• _Records provided_:
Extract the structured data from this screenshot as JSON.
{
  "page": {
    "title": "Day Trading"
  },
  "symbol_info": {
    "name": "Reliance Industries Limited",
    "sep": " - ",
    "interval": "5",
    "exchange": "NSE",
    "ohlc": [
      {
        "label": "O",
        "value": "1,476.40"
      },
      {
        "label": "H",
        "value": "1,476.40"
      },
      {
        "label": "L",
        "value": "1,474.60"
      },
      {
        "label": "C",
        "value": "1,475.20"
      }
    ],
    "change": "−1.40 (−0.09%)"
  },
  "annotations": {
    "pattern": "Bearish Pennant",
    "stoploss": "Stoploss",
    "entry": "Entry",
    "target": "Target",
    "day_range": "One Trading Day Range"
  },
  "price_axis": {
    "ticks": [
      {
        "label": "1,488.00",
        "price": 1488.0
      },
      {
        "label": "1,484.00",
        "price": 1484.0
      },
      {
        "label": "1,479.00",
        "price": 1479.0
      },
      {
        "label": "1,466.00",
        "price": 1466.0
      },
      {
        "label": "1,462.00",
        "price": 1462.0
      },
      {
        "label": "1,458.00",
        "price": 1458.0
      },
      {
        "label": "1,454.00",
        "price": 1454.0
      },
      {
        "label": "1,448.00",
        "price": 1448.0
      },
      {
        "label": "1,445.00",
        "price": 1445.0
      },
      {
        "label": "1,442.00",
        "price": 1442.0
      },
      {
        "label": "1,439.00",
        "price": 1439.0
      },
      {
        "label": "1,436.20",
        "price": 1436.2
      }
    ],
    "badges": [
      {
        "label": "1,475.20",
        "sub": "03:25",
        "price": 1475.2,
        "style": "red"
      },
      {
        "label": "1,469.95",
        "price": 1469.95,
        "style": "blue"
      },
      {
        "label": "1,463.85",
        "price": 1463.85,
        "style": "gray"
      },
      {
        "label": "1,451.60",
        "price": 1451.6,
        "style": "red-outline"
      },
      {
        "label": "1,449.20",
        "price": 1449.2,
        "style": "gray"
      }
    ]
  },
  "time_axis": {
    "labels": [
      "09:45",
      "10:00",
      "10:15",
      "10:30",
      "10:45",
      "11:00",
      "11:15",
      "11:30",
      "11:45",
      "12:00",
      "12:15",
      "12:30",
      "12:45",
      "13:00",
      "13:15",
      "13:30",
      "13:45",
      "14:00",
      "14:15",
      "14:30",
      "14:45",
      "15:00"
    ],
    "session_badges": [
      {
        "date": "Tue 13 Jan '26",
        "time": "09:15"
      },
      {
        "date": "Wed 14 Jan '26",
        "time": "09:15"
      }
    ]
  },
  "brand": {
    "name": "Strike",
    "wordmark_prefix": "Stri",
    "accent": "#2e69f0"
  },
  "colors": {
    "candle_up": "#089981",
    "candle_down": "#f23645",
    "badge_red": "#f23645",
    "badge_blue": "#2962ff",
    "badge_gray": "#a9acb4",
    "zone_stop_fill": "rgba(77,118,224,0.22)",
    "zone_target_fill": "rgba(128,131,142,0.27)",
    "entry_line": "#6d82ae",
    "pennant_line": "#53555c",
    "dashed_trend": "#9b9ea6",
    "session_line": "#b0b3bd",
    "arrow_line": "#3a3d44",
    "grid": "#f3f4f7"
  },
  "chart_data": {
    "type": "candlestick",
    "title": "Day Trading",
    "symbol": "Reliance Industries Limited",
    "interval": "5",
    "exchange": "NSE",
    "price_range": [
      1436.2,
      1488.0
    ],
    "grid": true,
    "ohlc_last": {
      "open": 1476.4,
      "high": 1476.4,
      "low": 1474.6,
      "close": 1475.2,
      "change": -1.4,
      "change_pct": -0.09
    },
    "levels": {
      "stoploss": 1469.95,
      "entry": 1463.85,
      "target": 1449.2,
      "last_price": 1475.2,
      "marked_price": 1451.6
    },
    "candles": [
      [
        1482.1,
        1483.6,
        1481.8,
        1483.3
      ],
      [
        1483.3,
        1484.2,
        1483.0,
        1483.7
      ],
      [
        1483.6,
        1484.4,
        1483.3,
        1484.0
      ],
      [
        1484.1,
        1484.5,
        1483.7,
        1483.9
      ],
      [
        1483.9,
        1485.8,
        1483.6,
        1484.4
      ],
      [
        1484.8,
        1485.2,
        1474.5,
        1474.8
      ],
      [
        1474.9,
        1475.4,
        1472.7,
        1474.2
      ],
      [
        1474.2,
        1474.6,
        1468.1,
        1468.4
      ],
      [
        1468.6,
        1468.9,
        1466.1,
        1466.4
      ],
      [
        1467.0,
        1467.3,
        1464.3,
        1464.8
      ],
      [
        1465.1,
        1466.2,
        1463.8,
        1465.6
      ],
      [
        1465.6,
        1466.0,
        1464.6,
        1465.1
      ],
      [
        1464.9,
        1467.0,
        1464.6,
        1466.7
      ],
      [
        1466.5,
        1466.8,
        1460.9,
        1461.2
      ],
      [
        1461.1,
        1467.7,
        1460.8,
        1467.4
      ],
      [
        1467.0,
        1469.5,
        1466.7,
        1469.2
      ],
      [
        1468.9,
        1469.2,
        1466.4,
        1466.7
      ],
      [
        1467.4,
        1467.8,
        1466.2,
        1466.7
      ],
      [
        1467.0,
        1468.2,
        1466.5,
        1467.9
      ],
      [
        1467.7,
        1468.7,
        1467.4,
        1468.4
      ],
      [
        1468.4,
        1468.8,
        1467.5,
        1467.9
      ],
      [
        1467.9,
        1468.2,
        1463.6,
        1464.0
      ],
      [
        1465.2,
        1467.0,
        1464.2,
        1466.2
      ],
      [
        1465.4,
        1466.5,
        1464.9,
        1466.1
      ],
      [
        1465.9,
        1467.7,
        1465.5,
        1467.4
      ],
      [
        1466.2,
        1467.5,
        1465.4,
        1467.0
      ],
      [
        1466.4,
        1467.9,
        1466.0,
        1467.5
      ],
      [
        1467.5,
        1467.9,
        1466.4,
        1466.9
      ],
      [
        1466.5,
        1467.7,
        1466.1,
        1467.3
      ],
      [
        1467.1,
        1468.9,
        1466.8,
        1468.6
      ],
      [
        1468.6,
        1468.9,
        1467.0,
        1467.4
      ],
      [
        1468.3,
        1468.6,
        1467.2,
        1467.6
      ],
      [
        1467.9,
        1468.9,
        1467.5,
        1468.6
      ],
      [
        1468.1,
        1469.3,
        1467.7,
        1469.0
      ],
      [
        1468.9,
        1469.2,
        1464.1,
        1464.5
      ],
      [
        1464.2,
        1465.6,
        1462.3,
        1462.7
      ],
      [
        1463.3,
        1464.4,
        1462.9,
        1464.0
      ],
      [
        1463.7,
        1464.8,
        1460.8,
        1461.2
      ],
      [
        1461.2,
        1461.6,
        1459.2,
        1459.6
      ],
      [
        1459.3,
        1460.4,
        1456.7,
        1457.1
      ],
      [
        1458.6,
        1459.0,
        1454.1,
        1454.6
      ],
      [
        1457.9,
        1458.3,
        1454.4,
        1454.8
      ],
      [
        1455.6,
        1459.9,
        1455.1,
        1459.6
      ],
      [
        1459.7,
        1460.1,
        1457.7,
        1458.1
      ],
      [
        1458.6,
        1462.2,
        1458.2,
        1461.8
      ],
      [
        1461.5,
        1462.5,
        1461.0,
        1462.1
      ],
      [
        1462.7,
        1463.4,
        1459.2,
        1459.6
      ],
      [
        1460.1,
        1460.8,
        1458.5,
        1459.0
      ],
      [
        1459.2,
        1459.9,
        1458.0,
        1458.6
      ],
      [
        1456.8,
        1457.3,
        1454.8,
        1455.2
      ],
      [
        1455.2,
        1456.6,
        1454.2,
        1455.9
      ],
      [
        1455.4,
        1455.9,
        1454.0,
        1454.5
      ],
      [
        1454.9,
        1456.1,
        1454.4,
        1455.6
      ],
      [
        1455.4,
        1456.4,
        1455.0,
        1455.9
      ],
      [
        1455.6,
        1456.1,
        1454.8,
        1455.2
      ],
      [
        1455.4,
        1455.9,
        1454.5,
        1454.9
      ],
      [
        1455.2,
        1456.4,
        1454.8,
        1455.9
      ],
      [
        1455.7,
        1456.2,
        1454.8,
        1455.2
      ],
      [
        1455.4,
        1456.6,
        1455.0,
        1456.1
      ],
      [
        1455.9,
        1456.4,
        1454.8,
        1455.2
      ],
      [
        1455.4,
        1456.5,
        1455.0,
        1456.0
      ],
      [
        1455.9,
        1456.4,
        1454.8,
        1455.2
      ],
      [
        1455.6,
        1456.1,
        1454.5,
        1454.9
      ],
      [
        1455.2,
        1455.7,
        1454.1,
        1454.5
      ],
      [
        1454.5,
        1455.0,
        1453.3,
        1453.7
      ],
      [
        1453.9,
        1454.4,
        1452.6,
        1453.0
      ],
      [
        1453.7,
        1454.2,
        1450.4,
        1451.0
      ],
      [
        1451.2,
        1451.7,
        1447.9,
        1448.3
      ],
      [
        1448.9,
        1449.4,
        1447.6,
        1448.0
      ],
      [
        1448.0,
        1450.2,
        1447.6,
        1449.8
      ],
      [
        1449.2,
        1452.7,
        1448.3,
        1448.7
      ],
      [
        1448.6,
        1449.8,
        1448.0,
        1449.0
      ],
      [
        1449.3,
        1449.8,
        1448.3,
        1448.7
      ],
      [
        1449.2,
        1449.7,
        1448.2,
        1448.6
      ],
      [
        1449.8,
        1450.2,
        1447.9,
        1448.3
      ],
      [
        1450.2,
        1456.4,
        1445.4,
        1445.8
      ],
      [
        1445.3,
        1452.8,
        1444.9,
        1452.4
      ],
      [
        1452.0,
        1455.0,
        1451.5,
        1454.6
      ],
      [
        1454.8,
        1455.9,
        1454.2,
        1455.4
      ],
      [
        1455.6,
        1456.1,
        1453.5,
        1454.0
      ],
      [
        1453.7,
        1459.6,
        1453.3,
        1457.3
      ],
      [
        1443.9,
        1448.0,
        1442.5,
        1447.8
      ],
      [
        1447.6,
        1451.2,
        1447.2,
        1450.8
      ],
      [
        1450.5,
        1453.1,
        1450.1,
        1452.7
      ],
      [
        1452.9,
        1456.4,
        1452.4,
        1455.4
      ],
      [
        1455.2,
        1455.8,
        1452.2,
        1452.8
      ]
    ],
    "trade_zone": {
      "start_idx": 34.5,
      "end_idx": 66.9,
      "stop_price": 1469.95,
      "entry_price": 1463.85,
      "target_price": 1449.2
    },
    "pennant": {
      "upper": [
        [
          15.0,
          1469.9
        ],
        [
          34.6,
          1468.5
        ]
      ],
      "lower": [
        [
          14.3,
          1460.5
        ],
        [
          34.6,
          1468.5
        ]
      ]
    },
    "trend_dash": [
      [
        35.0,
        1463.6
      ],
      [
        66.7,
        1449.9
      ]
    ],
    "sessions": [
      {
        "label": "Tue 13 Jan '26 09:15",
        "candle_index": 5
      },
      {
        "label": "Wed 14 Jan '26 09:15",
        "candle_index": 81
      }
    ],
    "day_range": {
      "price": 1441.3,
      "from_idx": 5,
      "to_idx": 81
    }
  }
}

• _Required task_:
How many of these lines contain "value"? Write only the number.

• _Written response_:
4